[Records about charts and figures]
--- start ---

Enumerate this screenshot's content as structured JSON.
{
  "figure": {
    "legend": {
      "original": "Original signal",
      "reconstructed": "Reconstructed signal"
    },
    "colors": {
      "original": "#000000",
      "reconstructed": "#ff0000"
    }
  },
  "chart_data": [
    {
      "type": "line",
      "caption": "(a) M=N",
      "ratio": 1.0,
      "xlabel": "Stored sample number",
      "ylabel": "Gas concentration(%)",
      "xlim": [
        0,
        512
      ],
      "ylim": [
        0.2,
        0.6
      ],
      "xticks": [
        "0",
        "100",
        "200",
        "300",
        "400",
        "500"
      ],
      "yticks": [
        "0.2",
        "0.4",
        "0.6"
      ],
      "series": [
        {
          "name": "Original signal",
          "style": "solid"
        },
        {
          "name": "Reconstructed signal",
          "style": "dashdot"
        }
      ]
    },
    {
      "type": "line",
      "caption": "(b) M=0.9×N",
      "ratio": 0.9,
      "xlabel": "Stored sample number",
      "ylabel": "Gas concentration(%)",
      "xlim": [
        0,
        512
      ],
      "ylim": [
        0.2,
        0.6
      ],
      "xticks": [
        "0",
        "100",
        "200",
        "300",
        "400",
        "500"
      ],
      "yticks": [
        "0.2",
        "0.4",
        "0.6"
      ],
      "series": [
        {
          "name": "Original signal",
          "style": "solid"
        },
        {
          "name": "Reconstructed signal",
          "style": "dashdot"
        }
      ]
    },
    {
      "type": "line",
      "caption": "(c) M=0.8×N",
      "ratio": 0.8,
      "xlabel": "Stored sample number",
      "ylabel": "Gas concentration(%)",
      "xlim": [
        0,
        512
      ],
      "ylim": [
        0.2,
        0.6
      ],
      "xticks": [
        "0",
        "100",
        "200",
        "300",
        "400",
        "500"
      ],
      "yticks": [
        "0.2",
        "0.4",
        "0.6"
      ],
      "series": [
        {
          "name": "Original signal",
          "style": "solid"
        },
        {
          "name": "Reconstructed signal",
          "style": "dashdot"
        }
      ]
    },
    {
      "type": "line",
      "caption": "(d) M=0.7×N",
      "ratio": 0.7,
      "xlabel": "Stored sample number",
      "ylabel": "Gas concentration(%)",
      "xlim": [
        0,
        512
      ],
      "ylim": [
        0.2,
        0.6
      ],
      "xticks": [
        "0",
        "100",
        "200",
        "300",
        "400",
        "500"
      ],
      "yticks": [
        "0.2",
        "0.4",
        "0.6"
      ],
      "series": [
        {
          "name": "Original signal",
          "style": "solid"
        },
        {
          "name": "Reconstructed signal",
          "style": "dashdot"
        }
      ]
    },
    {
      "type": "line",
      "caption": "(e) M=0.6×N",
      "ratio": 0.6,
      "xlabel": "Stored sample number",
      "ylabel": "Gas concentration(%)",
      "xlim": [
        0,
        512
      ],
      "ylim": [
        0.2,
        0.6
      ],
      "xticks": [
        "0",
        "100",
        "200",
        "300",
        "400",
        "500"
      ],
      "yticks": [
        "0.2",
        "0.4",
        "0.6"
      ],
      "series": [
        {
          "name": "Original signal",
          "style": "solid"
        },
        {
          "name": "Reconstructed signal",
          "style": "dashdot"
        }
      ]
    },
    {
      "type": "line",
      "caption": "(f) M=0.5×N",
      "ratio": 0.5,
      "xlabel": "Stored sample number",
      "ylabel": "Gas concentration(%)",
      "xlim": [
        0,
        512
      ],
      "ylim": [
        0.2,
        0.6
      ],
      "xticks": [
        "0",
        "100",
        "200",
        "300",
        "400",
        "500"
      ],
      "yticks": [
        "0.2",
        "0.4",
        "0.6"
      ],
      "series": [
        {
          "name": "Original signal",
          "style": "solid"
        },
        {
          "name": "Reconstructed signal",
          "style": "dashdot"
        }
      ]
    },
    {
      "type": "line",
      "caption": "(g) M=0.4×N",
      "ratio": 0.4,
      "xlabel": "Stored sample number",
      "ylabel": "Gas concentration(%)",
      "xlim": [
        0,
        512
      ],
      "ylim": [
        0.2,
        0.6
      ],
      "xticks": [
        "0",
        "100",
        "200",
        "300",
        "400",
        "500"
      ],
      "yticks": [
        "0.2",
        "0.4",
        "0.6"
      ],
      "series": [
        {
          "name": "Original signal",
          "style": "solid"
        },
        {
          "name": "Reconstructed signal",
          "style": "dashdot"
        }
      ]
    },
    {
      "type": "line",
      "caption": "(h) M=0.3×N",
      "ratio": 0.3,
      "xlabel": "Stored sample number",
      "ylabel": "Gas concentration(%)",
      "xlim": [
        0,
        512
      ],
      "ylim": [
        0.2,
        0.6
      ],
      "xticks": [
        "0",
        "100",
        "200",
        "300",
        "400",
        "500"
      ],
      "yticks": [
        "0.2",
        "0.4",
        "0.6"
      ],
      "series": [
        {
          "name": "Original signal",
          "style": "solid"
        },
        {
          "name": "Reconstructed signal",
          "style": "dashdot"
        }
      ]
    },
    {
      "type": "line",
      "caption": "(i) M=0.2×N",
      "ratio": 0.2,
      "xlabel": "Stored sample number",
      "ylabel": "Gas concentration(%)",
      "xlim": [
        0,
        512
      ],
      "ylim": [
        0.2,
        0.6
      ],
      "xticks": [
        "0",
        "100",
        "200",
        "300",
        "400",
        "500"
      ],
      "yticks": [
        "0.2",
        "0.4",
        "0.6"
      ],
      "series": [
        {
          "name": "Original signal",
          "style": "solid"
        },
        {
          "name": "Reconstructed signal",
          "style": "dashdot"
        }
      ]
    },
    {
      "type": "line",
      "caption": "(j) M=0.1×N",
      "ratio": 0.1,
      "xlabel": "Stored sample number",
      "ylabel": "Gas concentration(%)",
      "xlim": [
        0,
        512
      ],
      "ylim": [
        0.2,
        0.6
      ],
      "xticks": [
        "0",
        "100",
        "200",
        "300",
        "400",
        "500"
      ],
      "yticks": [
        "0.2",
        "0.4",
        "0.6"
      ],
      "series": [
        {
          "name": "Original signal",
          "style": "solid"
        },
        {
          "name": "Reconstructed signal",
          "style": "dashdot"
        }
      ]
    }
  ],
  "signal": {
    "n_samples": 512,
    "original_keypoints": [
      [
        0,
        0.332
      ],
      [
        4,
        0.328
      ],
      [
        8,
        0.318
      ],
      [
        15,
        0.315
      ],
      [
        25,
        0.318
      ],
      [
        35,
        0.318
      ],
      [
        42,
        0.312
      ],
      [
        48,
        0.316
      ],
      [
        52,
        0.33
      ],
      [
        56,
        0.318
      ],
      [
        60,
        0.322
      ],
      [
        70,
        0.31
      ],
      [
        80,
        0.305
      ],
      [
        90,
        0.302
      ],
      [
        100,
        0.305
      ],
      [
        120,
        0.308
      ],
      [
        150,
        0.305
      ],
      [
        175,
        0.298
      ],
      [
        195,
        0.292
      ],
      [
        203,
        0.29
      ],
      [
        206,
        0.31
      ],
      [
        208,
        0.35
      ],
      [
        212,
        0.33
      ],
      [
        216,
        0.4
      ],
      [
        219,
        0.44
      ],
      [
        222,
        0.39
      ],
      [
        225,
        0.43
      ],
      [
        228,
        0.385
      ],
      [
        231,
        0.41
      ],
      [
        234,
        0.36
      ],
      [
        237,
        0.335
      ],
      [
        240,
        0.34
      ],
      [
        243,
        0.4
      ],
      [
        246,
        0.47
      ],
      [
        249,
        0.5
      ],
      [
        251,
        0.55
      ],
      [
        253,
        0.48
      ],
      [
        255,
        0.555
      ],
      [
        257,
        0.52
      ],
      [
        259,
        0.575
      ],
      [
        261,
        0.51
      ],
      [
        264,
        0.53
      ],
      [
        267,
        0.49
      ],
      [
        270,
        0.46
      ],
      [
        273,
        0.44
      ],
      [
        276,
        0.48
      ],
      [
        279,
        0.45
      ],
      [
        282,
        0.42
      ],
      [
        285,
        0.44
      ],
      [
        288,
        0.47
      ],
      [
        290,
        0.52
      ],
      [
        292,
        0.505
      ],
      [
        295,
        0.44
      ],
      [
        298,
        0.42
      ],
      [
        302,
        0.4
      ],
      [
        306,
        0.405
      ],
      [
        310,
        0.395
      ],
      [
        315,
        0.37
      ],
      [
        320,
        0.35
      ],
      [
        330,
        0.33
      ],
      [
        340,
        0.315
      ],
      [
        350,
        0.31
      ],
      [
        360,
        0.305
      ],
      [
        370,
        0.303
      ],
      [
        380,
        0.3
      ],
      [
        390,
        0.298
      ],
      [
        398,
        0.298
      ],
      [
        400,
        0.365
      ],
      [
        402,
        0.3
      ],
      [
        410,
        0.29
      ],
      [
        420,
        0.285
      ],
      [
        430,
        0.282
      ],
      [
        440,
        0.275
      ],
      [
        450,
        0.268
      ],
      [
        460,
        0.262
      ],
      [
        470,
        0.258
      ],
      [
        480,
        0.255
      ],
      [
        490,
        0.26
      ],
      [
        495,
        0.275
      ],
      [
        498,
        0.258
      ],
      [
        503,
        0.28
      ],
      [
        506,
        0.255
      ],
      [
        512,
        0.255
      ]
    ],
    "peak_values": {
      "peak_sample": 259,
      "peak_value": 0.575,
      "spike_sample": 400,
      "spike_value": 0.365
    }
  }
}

--- end ---

■ PROMPT
Go through the records and copy each line with "caption" in it.

■ COMPLETE ANSWER
      "caption": "(a) M=N",
      "caption": "(b) M=0.9×N",
      "caption": "(c) M=0.8×N",
      "caption": "(d) M=0.7×N",
      "caption": "(e) M=0.6×N",
      "caption": "(f) M=0.5×N",
      "caption": "(g) M=0.4×N",
      "caption": "(h) M=0.3×N",
      "caption": "(i) M=0.2×N",
      "caption": "(j) M=0.1×N",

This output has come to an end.